** Exercise prompt **
Keep every line where the word "JSON" appears; drop the rest.

** Dataset rows **

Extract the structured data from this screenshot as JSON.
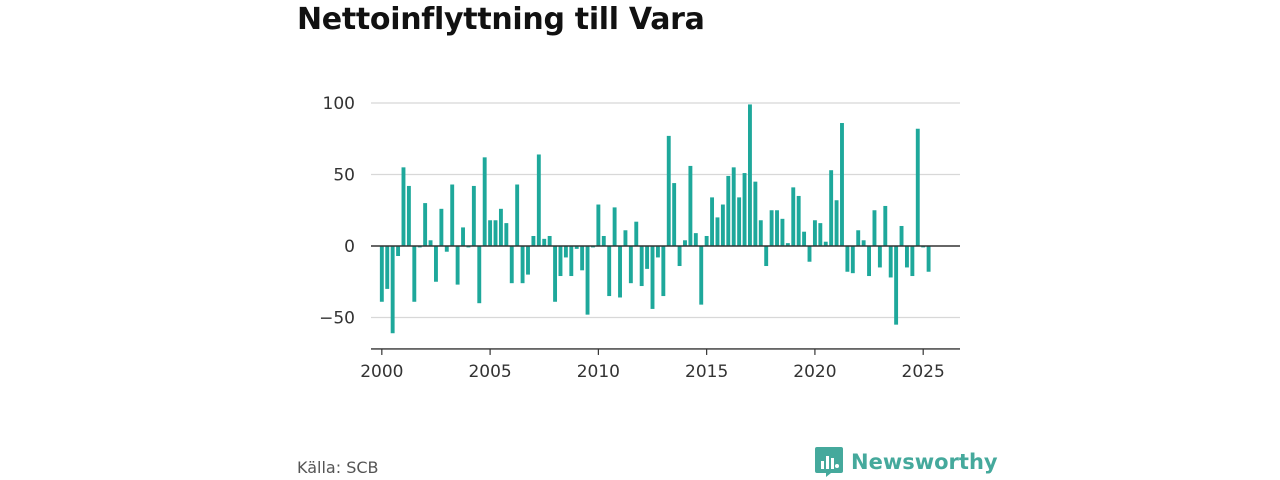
{
  "title": "Nettoinflyttning till Vara",
  "source": "Källa: SCB",
  "brand": {
    "name": "Newsworthy",
    "icon": "newsworthy-logo-icon",
    "color": "#45a99c"
  },
  "chart_data": {
    "type": "bar",
    "bar_color": "#1ea89b",
    "grid": true,
    "legend": "none",
    "xlim": [
      1999.5,
      2026.7
    ],
    "ylim": [
      -72,
      100
    ],
    "x_ticks": [
      2000,
      2005,
      2010,
      2015,
      2020,
      2025
    ],
    "y_ticks": [
      100,
      50,
      0,
      -50
    ],
    "y_tick_labels": [
      "100",
      "50",
      "0",
      "−50"
    ],
    "series": [
      {
        "start_year": 2000,
        "period": "quarter",
        "values": [
          -39,
          -30,
          -61,
          -7,
          55,
          42,
          -39,
          -1,
          30,
          4,
          -25,
          26,
          -4,
          43,
          -27,
          13,
          -1,
          42,
          -40,
          62,
          18,
          18,
          26,
          16,
          -26,
          43,
          -26,
          -20,
          7,
          64,
          5,
          7,
          -39,
          -21,
          -8,
          -21,
          -2,
          -17,
          -48,
          -1,
          29,
          7,
          -35,
          27,
          -36,
          11,
          -26,
          17,
          -28,
          -16,
          -44,
          -8,
          -35,
          77,
          44,
          -14,
          4,
          56,
          9,
          -41,
          7,
          34,
          20,
          29,
          49,
          55,
          34,
          51,
          99,
          45,
          18,
          -14,
          25,
          25,
          19,
          2,
          41,
          35,
          10,
          -11,
          18,
          16,
          3,
          53,
          32,
          86,
          -18,
          -19,
          11,
          4,
          -21,
          25,
          -15,
          28,
          -22,
          -55,
          14,
          -15,
          -21,
          82,
          -1,
          -18
        ]
      }
    ]
  }
}
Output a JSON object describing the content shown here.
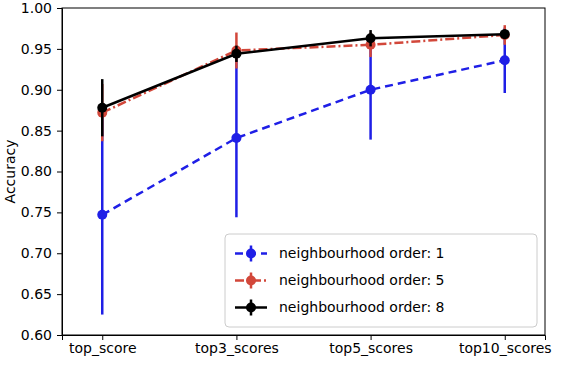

** Solution to this exercise **
Extract the structured data from this screenshot as JSON.
Output a JSON object describing the content shown here.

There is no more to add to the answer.